What this task involves:
Hand back each record exactly as you find it.

[Data records]
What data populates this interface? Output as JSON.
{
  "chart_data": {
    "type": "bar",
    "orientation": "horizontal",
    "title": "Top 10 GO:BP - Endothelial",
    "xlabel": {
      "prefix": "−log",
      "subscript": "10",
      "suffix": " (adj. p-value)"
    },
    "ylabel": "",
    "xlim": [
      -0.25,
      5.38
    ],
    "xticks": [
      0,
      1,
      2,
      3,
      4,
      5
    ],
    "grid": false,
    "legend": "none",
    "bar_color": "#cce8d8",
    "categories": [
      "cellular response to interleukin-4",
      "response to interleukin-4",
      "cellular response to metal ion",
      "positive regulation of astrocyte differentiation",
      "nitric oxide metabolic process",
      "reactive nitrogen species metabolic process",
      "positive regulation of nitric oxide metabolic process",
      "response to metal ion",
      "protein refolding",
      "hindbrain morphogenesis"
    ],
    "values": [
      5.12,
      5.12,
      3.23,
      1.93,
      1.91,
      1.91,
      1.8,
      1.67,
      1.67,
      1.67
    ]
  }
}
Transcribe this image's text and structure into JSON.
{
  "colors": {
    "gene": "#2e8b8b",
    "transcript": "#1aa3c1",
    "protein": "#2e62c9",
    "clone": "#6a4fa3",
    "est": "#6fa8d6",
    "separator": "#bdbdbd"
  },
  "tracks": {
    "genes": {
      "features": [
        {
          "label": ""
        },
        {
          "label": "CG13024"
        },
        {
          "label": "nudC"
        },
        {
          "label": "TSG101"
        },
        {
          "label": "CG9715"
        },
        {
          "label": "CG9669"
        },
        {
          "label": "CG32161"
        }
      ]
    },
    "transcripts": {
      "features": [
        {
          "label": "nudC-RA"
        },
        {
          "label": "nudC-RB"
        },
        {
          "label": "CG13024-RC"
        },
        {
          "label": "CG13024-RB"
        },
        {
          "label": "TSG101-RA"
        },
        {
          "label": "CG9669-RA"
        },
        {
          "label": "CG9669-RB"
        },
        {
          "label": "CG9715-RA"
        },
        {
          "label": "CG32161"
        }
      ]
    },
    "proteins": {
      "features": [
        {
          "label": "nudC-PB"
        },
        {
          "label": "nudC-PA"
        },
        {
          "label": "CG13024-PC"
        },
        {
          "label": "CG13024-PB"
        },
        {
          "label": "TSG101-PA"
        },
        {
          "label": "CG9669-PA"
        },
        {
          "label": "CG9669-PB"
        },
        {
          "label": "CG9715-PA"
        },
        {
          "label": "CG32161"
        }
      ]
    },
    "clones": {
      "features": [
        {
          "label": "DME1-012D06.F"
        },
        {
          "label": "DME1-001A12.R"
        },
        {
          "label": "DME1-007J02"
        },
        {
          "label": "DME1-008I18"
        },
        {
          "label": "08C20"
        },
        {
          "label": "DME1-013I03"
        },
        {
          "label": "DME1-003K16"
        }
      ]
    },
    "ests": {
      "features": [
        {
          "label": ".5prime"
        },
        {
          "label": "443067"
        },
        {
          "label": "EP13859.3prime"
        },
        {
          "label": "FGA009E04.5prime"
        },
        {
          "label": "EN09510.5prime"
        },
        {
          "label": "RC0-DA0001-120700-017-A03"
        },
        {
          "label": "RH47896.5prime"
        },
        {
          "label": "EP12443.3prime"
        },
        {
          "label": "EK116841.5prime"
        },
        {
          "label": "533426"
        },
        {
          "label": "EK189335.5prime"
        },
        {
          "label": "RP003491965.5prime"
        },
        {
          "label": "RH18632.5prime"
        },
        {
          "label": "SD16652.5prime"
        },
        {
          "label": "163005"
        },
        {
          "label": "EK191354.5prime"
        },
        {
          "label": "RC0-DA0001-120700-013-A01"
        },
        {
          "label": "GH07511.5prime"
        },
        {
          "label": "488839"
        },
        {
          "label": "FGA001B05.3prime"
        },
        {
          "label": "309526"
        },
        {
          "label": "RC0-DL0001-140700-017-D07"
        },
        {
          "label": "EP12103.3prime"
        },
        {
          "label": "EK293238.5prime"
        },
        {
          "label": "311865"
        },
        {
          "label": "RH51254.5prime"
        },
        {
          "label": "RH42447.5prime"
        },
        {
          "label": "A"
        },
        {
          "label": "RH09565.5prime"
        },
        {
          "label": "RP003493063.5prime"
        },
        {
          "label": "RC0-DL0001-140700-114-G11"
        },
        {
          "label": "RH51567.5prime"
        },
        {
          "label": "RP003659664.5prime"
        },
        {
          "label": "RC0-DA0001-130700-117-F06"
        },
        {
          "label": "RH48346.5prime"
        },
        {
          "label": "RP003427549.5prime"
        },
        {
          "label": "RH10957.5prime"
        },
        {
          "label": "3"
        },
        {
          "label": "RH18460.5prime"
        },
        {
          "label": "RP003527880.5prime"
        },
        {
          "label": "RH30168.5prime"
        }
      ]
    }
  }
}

Solution for this task:
What data populates this interface? Output as JSON.
{
  "chart_data": {
    "type": "bar",
    "orientation": "horizontal",
    "title": "Top 10 GO:BP - Endothelial",
    "xlabel": {
      "prefix": "−log",
      "subscript": "10",
      "suffix": " (adj. p-value)"
    },
    "ylabel": "",
    "xlim": [
      -0.25,
      5.38
    ],
    "xticks": [
      0,
      1,
      2,
      3,
      4,
      5
    ],
    "grid": false,
    "legend": "none",
    "bar_color": "#cce8d8",
    "categories": [
      "cellular response to interleukin-4",
      "response to interleukin-4",
      "cellular response to metal ion",
      "positive regulation of astrocyte differentiation",
      "nitric oxide metabolic process",
      "reactive nitrogen species metabolic process",
      "positive regulation of nitric oxide metabolic process",
      "response to metal ion",
      "protein refolding",
      "hindbrain morphogenesis"
    ],
    "values": [
      5.12,
      5.12,
      3.23,
      1.93,
      1.91,
      1.91,
      1.8,
      1.67,
      1.67,
      1.67
    ]
  }
}
Transcribe this image's text and structure into JSON.
{
  "colors": {
    "gene": "#2e8b8b",
    "transcript": "#1aa3c1",
    "protein": "#2e62c9",
    "clone": "#6a4fa3",
    "est": "#6fa8d6",
    "separator": "#bdbdbd"
  },
  "tracks": {
    "genes": {
      "features": [
        {
          "label": ""
        },
        {
          "label": "CG13024"
        },
        {
          "label": "nudC"
        },
        {
          "label": "TSG101"
        },
        {
          "label": "CG9715"
        },
        {
          "label": "CG9669"
        },
        {
          "label": "CG32161"
        }
      ]
    },
    "transcripts": {
      "features": [
        {
          "label": "nudC-RA"
        },
        {
          "label": "nudC-RB"
        },
        {
          "label": "CG13024-RC"
        },
        {
          "label": "CG13024-RB"
        },
        {
          "label": "TSG101-RA"
        },
        {
          "label": "CG9669-RA"
        },
        {
          "label": "CG9669-RB"
        },
        {
          "label": "CG9715-RA"
        },
        {
          "label": "CG32161"
        }
      ]
    },
    "proteins": {
      "features": [
        {
          "label": "nudC-PB"
        },
        {
          "label": "nudC-PA"
        },
        {
          "label": "CG13024-PC"
        },
        {
          "label": "CG13024-PB"
        },
        {
          "label": "TSG101-PA"
        },
        {
          "label": "CG9669-PA"
        },
        {
          "label": "CG9669-PB"
        },
        {
          "label": "CG9715-PA"
        },
        {
          "label": "CG32161"
        }
      ]
    },
    "clones": {
      "features": [
        {
          "label": "DME1-012D06.F"
        },
        {
          "label": "DME1-001A12.R"
        },
        {
          "label": "DME1-007J02"
        },
        {
          "label": "DME1-008I18"
        },
        {
          "label": "08C20"
        },
        {
          "label": "DME1-013I03"
        },
        {
          "label": "DME1-003K16"
        }
      ]
    },
    "ests": {
      "features": [
        {
          "label": ".5prime"
        },
        {
          "label": "443067"
        },
        {
          "label": "EP13859.3prime"
        },
        {
          "label": "FGA009E04.5prime"
        },
        {
          "label": "EN09510.5prime"
        },
        {
          "label": "RC0-DA0001-120700-017-A03"
        },
        {
          "label": "RH47896.5prime"
        },
        {
          "label": "EP12443.3prime"
        },
        {
          "label": "EK116841.5prime"
        },
        {
          "label": "533426"
        },
        {
          "label": "EK189335.5prime"
        },
        {
          "label": "RP003491965.5prime"
        },
        {
          "label": "RH18632.5prime"
        },
        {
          "label": "SD16652.5prime"
        },
        {
          "label": "163005"
        },
        {
          "label": "EK191354.5prime"
        },
        {
          "label": "RC0-DA0001-120700-013-A01"
        },
        {
          "label": "GH07511.5prime"
        },
        {
          "label": "488839"
        },
        {
          "label": "FGA001B05.3prime"
        },
        {
          "label": "309526"
        },
        {
          "label": "RC0-DL0001-140700-017-D07"
        },
        {
          "label": "EP12103.3prime"
        },
        {
          "label": "EK293238.5prime"
        },
        {
          "label": "311865"
        },
        {
          "label": "RH51254.5prime"
        },
        {
          "label": "RH42447.5prime"
        },
        {
          "label": "A"
        },
        {
          "label": "RH09565.5prime"
        },
        {
          "label": "RP003493063.5prime"
        },
        {
          "label": "RC0-DL0001-140700-114-G11"
        },
        {
          "label": "RH51567.5prime"
        },
        {
          "label": "RP003659664.5prime"
        },
        {
          "label": "RC0-DA0001-130700-117-F06"
        },
        {
          "label": "RH48346.5prime"
        },
        {
          "label": "RP003427549.5prime"
        },
        {
          "label": "RH10957.5prime"
        },
        {
          "label": "3"
        },
        {
          "label": "RH18460.5prime"
        },
        {
          "label": "RP003527880.5prime"
        },
        {
          "label": "RH30168.5prime"
        }
      ]
    }
  }
}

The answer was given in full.